# start of Data provided

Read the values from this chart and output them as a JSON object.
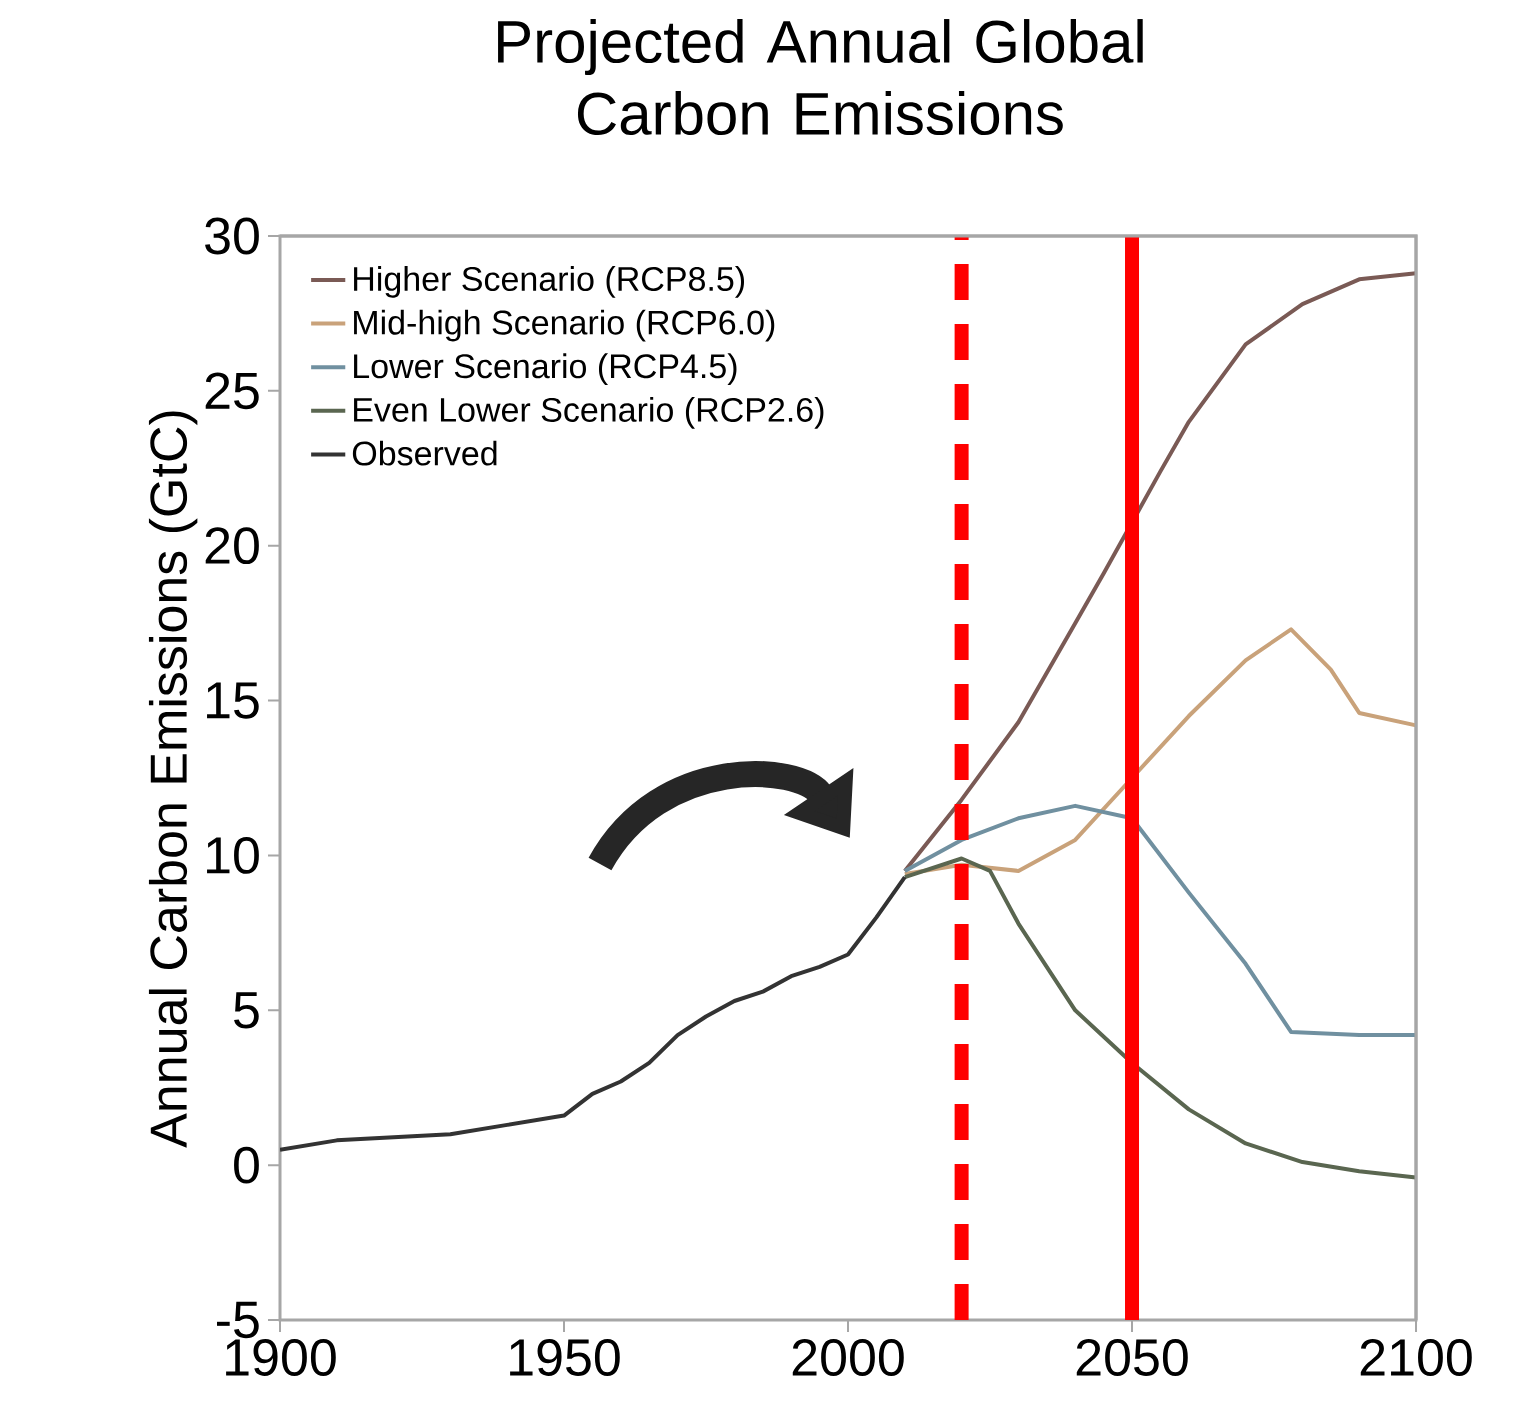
{
  "chart_data": {
    "type": "line",
    "title": "Projected Annual Global Carbon Emissions",
    "ylabel": "Annual Carbon Emissions (GtC)",
    "xlim": [
      1900,
      2100
    ],
    "xticks": [
      1900,
      1950,
      2000,
      2050,
      2100
    ],
    "ylim": [
      -5,
      30
    ],
    "yticks": [
      -5,
      0,
      5,
      10,
      15,
      20,
      25,
      30
    ],
    "legend": "top left",
    "grid": false,
    "line_style": "solid",
    "marker": "none",
    "series": [
      {
        "name": "Higher Scenario (RCP8.5)",
        "color": "#7a5a55",
        "x": [
          2010,
          2020,
          2030,
          2040,
          2045,
          2055,
          2060,
          2070,
          2080,
          2090,
          2100
        ],
        "values": [
          9.5,
          11.8,
          14.3,
          17.5,
          19.1,
          22.4,
          24,
          26.5,
          27.8,
          28.6,
          28.8
        ]
      },
      {
        "name": "Mid-high Scenario (RCP6.0)",
        "color": "#c9a27a",
        "x": [
          2010,
          2020,
          2030,
          2040,
          2050,
          2060,
          2070,
          2078,
          2085,
          2090,
          2100
        ],
        "values": [
          9.4,
          9.7,
          9.5,
          10.5,
          12.5,
          14.5,
          16.3,
          17.3,
          16,
          14.6,
          14.2
        ]
      },
      {
        "name": "Lower Scenario (RCP4.5)",
        "color": "#7090a0",
        "x": [
          2010,
          2020,
          2030,
          2040,
          2050,
          2060,
          2070,
          2078,
          2090,
          2100
        ],
        "values": [
          9.5,
          10.5,
          11.2,
          11.6,
          11.2,
          8.8,
          6.5,
          4.3,
          4.2,
          4.2
        ]
      },
      {
        "name": "Even Lower Scenario (RCP2.6)",
        "color": "#5a6650",
        "x": [
          2010,
          2020,
          2025,
          2030,
          2040,
          2050,
          2060,
          2070,
          2080,
          2090,
          2100
        ],
        "values": [
          9.3,
          9.9,
          9.5,
          7.8,
          5.0,
          3.3,
          1.8,
          0.7,
          0.1,
          -0.2,
          -0.4
        ]
      },
      {
        "name": "Observed",
        "color": "#333333",
        "x": [
          1900,
          1910,
          1920,
          1930,
          1940,
          1950,
          1955,
          1960,
          1965,
          1970,
          1975,
          1980,
          1985,
          1990,
          1995,
          2000,
          2005,
          2010
        ],
        "values": [
          0.5,
          0.8,
          0.9,
          1.0,
          1.3,
          1.6,
          2.3,
          2.7,
          3.3,
          4.2,
          4.8,
          5.3,
          5.6,
          6.1,
          6.4,
          6.8,
          8.0,
          9.3
        ]
      }
    ],
    "ref_lines": [
      {
        "axis": "x",
        "value": 2020,
        "color": "#ff0000",
        "line_style": "dashed"
      },
      {
        "axis": "x",
        "value": 2050,
        "color": "#ff0000",
        "line_style": "solid"
      }
    ]
  }
}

# end of Data provided

■ Exercise objective: Strip the images and reproduce the remaining records precisely.

■ Result:
Read the values from this chart and output them as a JSON object.
{
  "chart_data": {
    "type": "line",
    "title": "Projected Annual Global Carbon Emissions",
    "ylabel": "Annual Carbon Emissions (GtC)",
    "xlim": [
      1900,
      2100
    ],
    "xticks": [
      1900,
      1950,
      2000,
      2050,
      2100
    ],
    "ylim": [
      -5,
      30
    ],
    "yticks": [
      -5,
      0,
      5,
      10,
      15,
      20,
      25,
      30
    ],
    "legend": "top left",
    "grid": false,
    "line_style": "solid",
    "marker": "none",
    "series": [
      {
        "name": "Higher Scenario (RCP8.5)",
        "color": "#7a5a55",
        "x": [
          2010,
          2020,
          2030,
          2040,
          2045,
          2055,
          2060,
          2070,
          2080,
          2090,
          2100
        ],
        "values": [
          9.5,
          11.8,
          14.3,
          17.5,
          19.1,
          22.4,
          24,
          26.5,
          27.8,
          28.6,
          28.8
        ]
      },
      {
        "name": "Mid-high Scenario (RCP6.0)",
        "color": "#c9a27a",
        "x": [
          2010,
          2020,
          2030,
          2040,
          2050,
          2060,
          2070,
          2078,
          2085,
          2090,
          2100
        ],
        "values": [
          9.4,
          9.7,
          9.5,
          10.5,
          12.5,
          14.5,
          16.3,
          17.3,
          16,
          14.6,
          14.2
        ]
      },
      {
        "name": "Lower Scenario (RCP4.5)",
        "color": "#7090a0",
        "x": [
          2010,
          2020,
          2030,
          2040,
          2050,
          2060,
          2070,
          2078,
          2090,
          2100
        ],
        "values": [
          9.5,
          10.5,
          11.2,
          11.6,
          11.2,
          8.8,
          6.5,
          4.3,
          4.2,
          4.2
        ]
      },
      {
        "name": "Even Lower Scenario (RCP2.6)",
        "color": "#5a6650",
        "x": [
          2010,
          2020,
          2025,
          2030,
          2040,
          2050,
          2060,
          2070,
          2080,
          2090,
          2100
        ],
        "values": [
          9.3,
          9.9,
          9.5,
          7.8,
          5.0,
          3.3,
          1.8,
          0.7,
          0.1,
          -0.2,
          -0.4
        ]
      },
      {
        "name": "Observed",
        "color": "#333333",
        "x": [
          1900,
          1910,
          1920,
          1930,
          1940,
          1950,
          1955,
          1960,
          1965,
          1970,
          1975,
          1980,
          1985,
          1990,
          1995,
          2000,
          2005,
          2010
        ],
        "values": [
          0.5,
          0.8,
          0.9,
          1.0,
          1.3,
          1.6,
          2.3,
          2.7,
          3.3,
          4.2,
          4.8,
          5.3,
          5.6,
          6.1,
          6.4,
          6.8,
          8.0,
          9.3
        ]
      }
    ],
    "ref_lines": [
      {
        "axis": "x",
        "value": 2020,
        "color": "#ff0000",
        "line_style": "dashed"
      },
      {
        "axis": "x",
        "value": 2050,
        "color": "#ff0000",
        "line_style": "solid"
      }
    ]
  }
}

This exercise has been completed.